* _EXTRAIT_
Ayant bien défini au préalable son marché, l’entreprise qui désire s’implanter
en Indonésie aura cependant intérêt à conserver une grande souplesse dans sa
stratégie. Le marché indonésien change vite et réserve des surprises ... il
est donc essentiel que le choix du partenaire et du mode d’implantation ne ferme
pas la porte à des opportunités inattendues qui pourraient se présenter en cours
de projet.
Les modes d’implantation
Une fois son marché et sa stratégie locale définis, l’entreprise française
a le choix entre plusieurs modes d’implantation qui correspondent en fait à
un engagement croissant dans le pays.
Utiliser les services d’un agent ou représentant
Cette méthode est précieuse au démarrage d’une implantation ou pour une entreprise
dont le marché ne justifie pas d’avoir son propre bureau et son propre personnel.
Selon le type de marché visé, on pourra alors faire appel à un distributeur,
à une société de commerce international ou à de petites structures proposant
leurs services à " temps partagé " entre plusieurs entreprises. De
nombreuses entreprises font le choix de travailler avec un représentant qui
anime ensuite un réseau d’agents ou sous-agents, chacun étant spécialisé sur
un secteur de clientèle donné où il a ses " entrées ".
Ouvrir un bureau de représentation
Cette étape est relativement simple à mettre en place, sauf dans le domaine
des services pour lesquels le gouvernement répugne à accorder des licences aux
entreprises étrangères. Trois types de bureaux de représentation peuvent être
montés :
les bureaux ouverts auprès du ministère du Commerce peuvent acheter des biens
en Indonésie pour les exporter et réaliser des activités de prospection, veille
et promotion. Ils ne peuvent pas faire d’offre commerciale ni vendre au sens
propre du terme. Leur activité est donc ainsi rapidement limitée et ils sont
souvent obligés de passer par des agents de droit indonésien pour importer leurs
produits, notamment lorsqu’il s’agit de vendre en petits volumes auprès de clients
ne souhaitant pas importer eux-mêmes ou, pour vendre à l’Etat.
les bureaux ouverts auprès du ministère des Travaux Publics peuvent réaliser
des activités de bureau d’étude, notamment dans la construction et répondre
à ses appels d’offres publics, mais obligatoirement en partenariat avec des
bureaux d’étude locaux.
les bureaux ouverts auprès du BKPM (Bureau de Coordination des Investissements)

* _DONNÉES FOURNIES_
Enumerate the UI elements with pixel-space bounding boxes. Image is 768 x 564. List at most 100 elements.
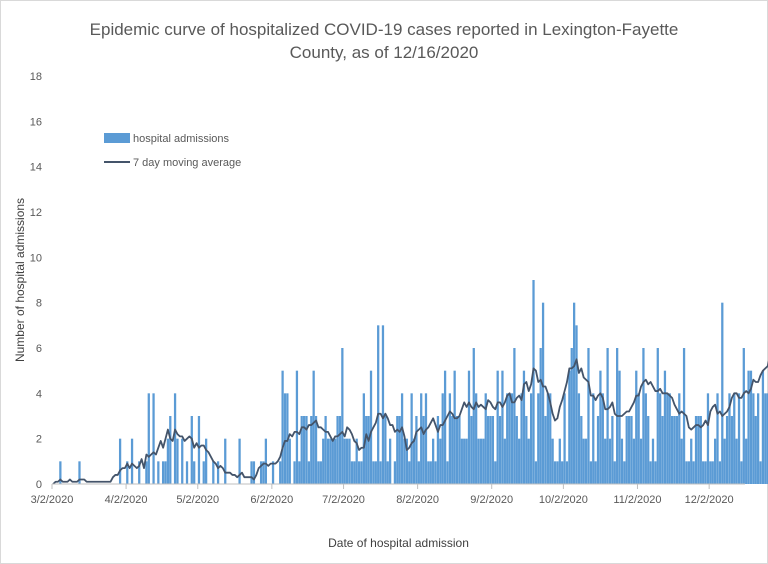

* _CONSIGNE_
Répondez aux questions suivantes à partir de l'extrait sur l'implantation en Indonésie.
(a) À quoi correspondent les différents modes d'implantation entre lesquels l'entreprise française peut choisir ?
(b) Dans quel domaine l'ouverture d'un bureau de représentation n'est-elle pas simple à mettre en place ?
(c) Avec qui les bureaux ouverts auprès du ministère des Travaux Publics doivent-ils obligatoirement travailler pour répondre aux appels d'offres publics ?

* _RÉPONSE ATTENDUE_
(a) Ils correspondent à un engagement croissant dans le pays.
(b) C'est le domaine des services, pour lesquels le gouvernement répugne à accorder des licences aux entreprises étrangères.
(c) Ils doivent travailler en partenariat avec des bureaux d'étude locaux.